STORED DATA start

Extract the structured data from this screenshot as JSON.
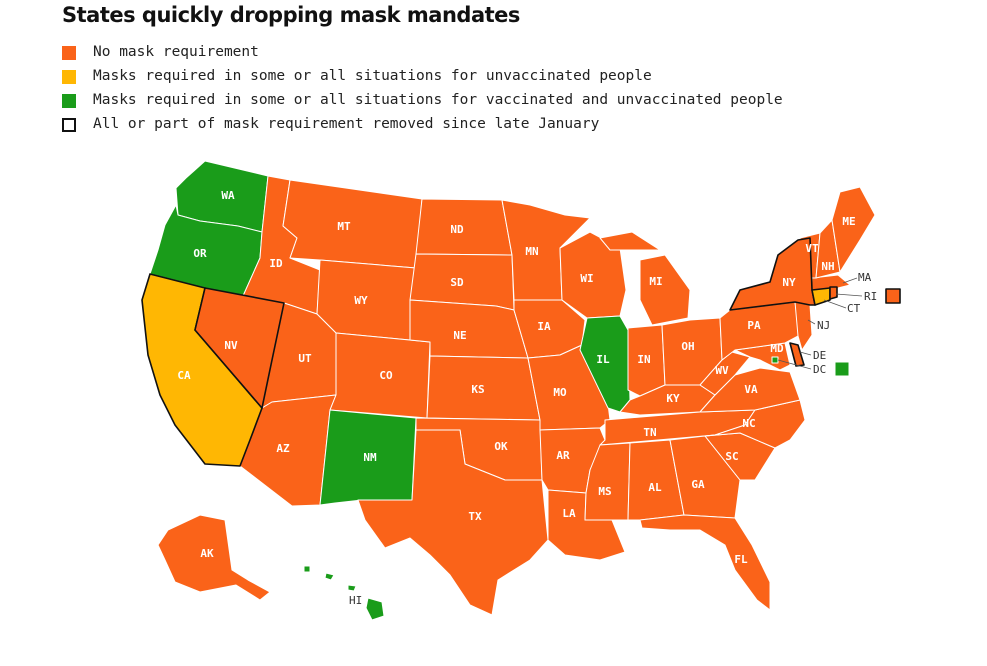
{
  "title": "States quickly dropping mask mandates",
  "colors": {
    "none": "#fa6319",
    "unvax": "#ffb703",
    "all": "#1a9c1a",
    "outline": "#111111"
  },
  "legend": [
    {
      "key": "none",
      "label": "No mask requirement"
    },
    {
      "key": "unvax",
      "label": "Masks required in some or all situations for unvaccinated people"
    },
    {
      "key": "all",
      "label": "Masks required in some or all situations for vaccinated and unvaccinated people"
    },
    {
      "key": "outline",
      "label": "All or part of mask requirement removed since late January"
    }
  ],
  "states": [
    {
      "abbr": "WA",
      "status": "all",
      "removed": false
    },
    {
      "abbr": "OR",
      "status": "all",
      "removed": false
    },
    {
      "abbr": "CA",
      "status": "unvax",
      "removed": true
    },
    {
      "abbr": "NV",
      "status": "none",
      "removed": true
    },
    {
      "abbr": "ID",
      "status": "none",
      "removed": false
    },
    {
      "abbr": "MT",
      "status": "none",
      "removed": false
    },
    {
      "abbr": "WY",
      "status": "none",
      "removed": false
    },
    {
      "abbr": "UT",
      "status": "none",
      "removed": false
    },
    {
      "abbr": "AZ",
      "status": "none",
      "removed": false
    },
    {
      "abbr": "CO",
      "status": "none",
      "removed": false
    },
    {
      "abbr": "NM",
      "status": "all",
      "removed": false
    },
    {
      "abbr": "ND",
      "status": "none",
      "removed": false
    },
    {
      "abbr": "SD",
      "status": "none",
      "removed": false
    },
    {
      "abbr": "NE",
      "status": "none",
      "removed": false
    },
    {
      "abbr": "KS",
      "status": "none",
      "removed": false
    },
    {
      "abbr": "OK",
      "status": "none",
      "removed": false
    },
    {
      "abbr": "TX",
      "status": "none",
      "removed": false
    },
    {
      "abbr": "MN",
      "status": "none",
      "removed": false
    },
    {
      "abbr": "IA",
      "status": "none",
      "removed": false
    },
    {
      "abbr": "MO",
      "status": "none",
      "removed": false
    },
    {
      "abbr": "AR",
      "status": "none",
      "removed": false
    },
    {
      "abbr": "LA",
      "status": "none",
      "removed": false
    },
    {
      "abbr": "WI",
      "status": "none",
      "removed": false
    },
    {
      "abbr": "IL",
      "status": "all",
      "removed": false
    },
    {
      "abbr": "MI",
      "status": "none",
      "removed": false
    },
    {
      "abbr": "IN",
      "status": "none",
      "removed": false
    },
    {
      "abbr": "OH",
      "status": "none",
      "removed": false
    },
    {
      "abbr": "KY",
      "status": "none",
      "removed": false
    },
    {
      "abbr": "TN",
      "status": "none",
      "removed": false
    },
    {
      "abbr": "MS",
      "status": "none",
      "removed": false
    },
    {
      "abbr": "AL",
      "status": "none",
      "removed": false
    },
    {
      "abbr": "GA",
      "status": "none",
      "removed": false
    },
    {
      "abbr": "FL",
      "status": "none",
      "removed": false
    },
    {
      "abbr": "SC",
      "status": "none",
      "removed": false
    },
    {
      "abbr": "NC",
      "status": "none",
      "removed": false
    },
    {
      "abbr": "VA",
      "status": "none",
      "removed": false
    },
    {
      "abbr": "WV",
      "status": "none",
      "removed": false
    },
    {
      "abbr": "MD",
      "status": "none",
      "removed": false
    },
    {
      "abbr": "DE",
      "status": "none",
      "removed": true
    },
    {
      "abbr": "DC",
      "status": "all",
      "removed": false
    },
    {
      "abbr": "PA",
      "status": "none",
      "removed": false
    },
    {
      "abbr": "NJ",
      "status": "none",
      "removed": false
    },
    {
      "abbr": "NY",
      "status": "none",
      "removed": true
    },
    {
      "abbr": "CT",
      "status": "unvax",
      "removed": true
    },
    {
      "abbr": "RI",
      "status": "none",
      "removed": true
    },
    {
      "abbr": "MA",
      "status": "none",
      "removed": false
    },
    {
      "abbr": "VT",
      "status": "none",
      "removed": false
    },
    {
      "abbr": "NH",
      "status": "none",
      "removed": false
    },
    {
      "abbr": "ME",
      "status": "none",
      "removed": false
    },
    {
      "abbr": "AK",
      "status": "none",
      "removed": false
    },
    {
      "abbr": "HI",
      "status": "all",
      "removed": false
    }
  ]
}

STORED DATA end

Search the data above for lines holding "situations" and copy each of them.

▶ [FINISHED TASK]
      "label": "Masks required in some or all situations for unvaccinated people"
      "label": "Masks required in some or all situations for vaccinated and unvaccinated people"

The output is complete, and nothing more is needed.